EXERCISE DIRECTIONS:
Examine the material below. Gather every line in which the string "text" appears.
═══ EXTRACTED RECORDS ═══
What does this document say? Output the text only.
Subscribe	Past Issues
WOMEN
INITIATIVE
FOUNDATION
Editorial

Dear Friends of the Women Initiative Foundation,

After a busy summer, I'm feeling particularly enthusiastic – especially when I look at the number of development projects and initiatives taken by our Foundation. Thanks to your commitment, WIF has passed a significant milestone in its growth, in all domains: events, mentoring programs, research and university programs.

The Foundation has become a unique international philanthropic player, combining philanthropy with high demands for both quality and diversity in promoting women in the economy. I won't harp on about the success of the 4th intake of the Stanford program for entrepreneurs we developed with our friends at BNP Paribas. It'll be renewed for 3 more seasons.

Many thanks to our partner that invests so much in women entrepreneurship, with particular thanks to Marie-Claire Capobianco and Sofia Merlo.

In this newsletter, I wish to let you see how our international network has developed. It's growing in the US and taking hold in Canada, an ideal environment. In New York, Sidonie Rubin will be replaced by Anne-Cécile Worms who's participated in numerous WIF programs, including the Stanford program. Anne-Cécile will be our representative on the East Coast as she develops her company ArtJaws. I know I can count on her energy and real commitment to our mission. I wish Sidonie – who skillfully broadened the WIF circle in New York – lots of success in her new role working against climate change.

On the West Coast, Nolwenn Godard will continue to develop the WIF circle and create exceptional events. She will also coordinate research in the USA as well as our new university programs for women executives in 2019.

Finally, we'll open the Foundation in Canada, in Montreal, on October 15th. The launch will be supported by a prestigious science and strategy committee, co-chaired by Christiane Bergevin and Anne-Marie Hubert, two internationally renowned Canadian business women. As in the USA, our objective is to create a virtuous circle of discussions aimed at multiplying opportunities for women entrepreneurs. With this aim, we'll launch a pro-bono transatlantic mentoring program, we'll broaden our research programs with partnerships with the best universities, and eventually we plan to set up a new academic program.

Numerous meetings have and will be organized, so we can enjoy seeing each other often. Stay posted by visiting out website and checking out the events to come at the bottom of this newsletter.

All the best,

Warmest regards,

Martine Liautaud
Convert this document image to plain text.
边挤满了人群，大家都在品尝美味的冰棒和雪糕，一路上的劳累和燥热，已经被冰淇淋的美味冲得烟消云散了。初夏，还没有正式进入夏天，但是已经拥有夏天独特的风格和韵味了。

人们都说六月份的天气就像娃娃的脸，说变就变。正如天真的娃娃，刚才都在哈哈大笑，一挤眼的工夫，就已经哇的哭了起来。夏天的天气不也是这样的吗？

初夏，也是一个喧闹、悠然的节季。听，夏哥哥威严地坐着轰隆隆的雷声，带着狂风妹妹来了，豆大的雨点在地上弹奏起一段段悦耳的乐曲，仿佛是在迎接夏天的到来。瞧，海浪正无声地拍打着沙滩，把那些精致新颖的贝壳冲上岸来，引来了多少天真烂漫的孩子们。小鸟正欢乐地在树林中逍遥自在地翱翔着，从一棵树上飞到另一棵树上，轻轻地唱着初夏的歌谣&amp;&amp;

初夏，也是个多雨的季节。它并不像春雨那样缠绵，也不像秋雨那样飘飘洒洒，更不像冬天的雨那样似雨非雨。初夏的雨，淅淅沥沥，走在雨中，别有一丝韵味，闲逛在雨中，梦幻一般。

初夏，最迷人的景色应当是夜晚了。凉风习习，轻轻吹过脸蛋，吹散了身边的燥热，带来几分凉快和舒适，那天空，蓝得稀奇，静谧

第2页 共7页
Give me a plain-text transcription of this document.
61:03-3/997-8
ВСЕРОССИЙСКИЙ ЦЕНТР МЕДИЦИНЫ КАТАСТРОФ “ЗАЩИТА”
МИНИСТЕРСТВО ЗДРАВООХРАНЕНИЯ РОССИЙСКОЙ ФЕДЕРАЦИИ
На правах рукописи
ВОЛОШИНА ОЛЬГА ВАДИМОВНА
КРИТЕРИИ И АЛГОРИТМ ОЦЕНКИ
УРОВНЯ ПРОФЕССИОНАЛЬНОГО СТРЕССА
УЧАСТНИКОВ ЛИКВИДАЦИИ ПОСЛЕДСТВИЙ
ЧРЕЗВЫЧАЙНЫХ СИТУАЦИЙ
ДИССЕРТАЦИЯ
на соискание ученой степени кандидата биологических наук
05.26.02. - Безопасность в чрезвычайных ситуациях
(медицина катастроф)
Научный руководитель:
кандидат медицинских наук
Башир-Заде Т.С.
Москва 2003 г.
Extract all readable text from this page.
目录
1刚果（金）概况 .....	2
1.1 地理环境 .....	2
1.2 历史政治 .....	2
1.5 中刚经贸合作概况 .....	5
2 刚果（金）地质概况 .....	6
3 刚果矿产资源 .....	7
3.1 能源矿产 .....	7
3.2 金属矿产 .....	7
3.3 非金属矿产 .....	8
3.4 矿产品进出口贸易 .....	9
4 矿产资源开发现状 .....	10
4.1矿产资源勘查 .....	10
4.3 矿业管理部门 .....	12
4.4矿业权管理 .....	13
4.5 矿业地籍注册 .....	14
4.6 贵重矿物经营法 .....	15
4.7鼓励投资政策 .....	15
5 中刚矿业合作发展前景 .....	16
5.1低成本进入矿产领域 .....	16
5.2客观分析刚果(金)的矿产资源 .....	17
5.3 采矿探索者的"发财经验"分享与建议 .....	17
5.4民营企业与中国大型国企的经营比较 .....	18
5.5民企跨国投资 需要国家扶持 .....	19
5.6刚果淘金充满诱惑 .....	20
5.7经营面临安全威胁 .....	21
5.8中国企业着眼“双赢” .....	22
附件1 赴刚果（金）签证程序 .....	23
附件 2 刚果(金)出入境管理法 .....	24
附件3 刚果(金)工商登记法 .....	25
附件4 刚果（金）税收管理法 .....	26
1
═══
COMPLETE RESPONSE:
What does this document say? Output the text only.
Convert this document image to plain text.
Give me a plain-text transcription of this document.
Extract all readable text from this page.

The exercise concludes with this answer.